> [MATERIAL PROVIDED]
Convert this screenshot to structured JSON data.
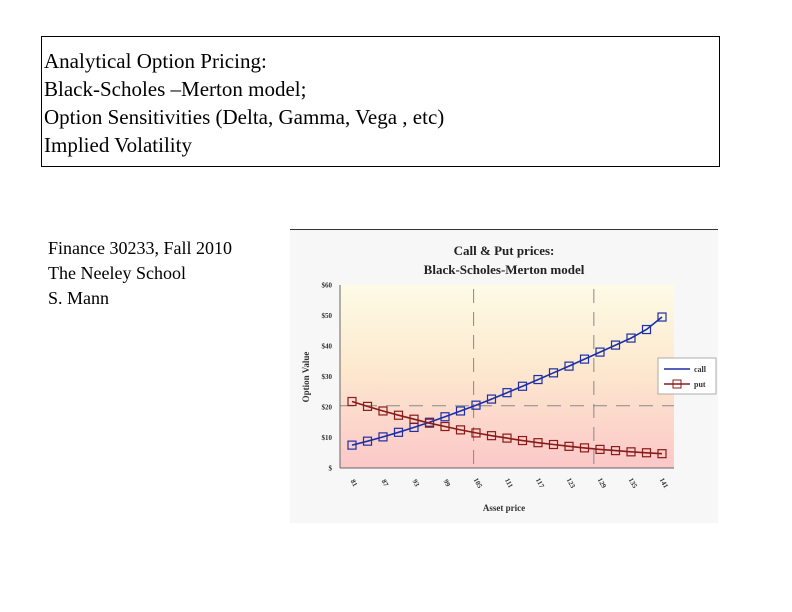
{
  "title_lines": [
    "Analytical Option Pricing:",
    "Black-Scholes –Merton model;",
    "Option Sensitivities (Delta, Gamma, Vega , etc)",
    "Implied Volatility"
  ],
  "credits": [
    "Finance 30233, Fall 2010",
    "The Neeley School",
    "S. Mann"
  ],
  "chart_data": {
    "type": "line",
    "title": [
      "Call & Put prices:",
      "Black-Scholes-Merton model"
    ],
    "xlabel": "Asset price",
    "ylabel": "Option Value",
    "y_ticks": [
      "$60",
      "$50",
      "$40",
      "$30",
      "$20",
      "$10",
      "$"
    ],
    "ylim": [
      0,
      60
    ],
    "x_tick_labels": [
      "81",
      "87",
      "93",
      "99",
      "105",
      "111",
      "117",
      "123",
      "129",
      "135",
      "141"
    ],
    "x": [
      81,
      84,
      87,
      90,
      93,
      96,
      99,
      102,
      105,
      108,
      111,
      114,
      117,
      120,
      123,
      126,
      129,
      132,
      135,
      138,
      141
    ],
    "series": [
      {
        "name": "call",
        "color": "#1c2fa8",
        "values": [
          7.5,
          8.8,
          10.2,
          11.7,
          13.3,
          15.0,
          16.8,
          18.7,
          20.6,
          22.6,
          24.7,
          26.8,
          29.0,
          31.2,
          33.4,
          35.7,
          38.0,
          40.3,
          42.6,
          45.4,
          49.5
        ]
      },
      {
        "name": "put",
        "color": "#8b1a1a",
        "values": [
          21.8,
          20.2,
          18.7,
          17.3,
          16.0,
          14.7,
          13.6,
          12.5,
          11.5,
          10.6,
          9.8,
          9.0,
          8.3,
          7.7,
          7.1,
          6.6,
          6.1,
          5.7,
          5.3,
          5.0,
          4.7
        ]
      }
    ],
    "legend_position": "right"
  }
}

> [GIVEN REQUEST]
Return each line among the entries that holds the word "Option".

> [EXERCISE RESULT]
    "Analytical Option Pricing:",
    "Option Sensitivities (Delta, Gamma, Vega , etc)",
    "ylabel": "Option Value",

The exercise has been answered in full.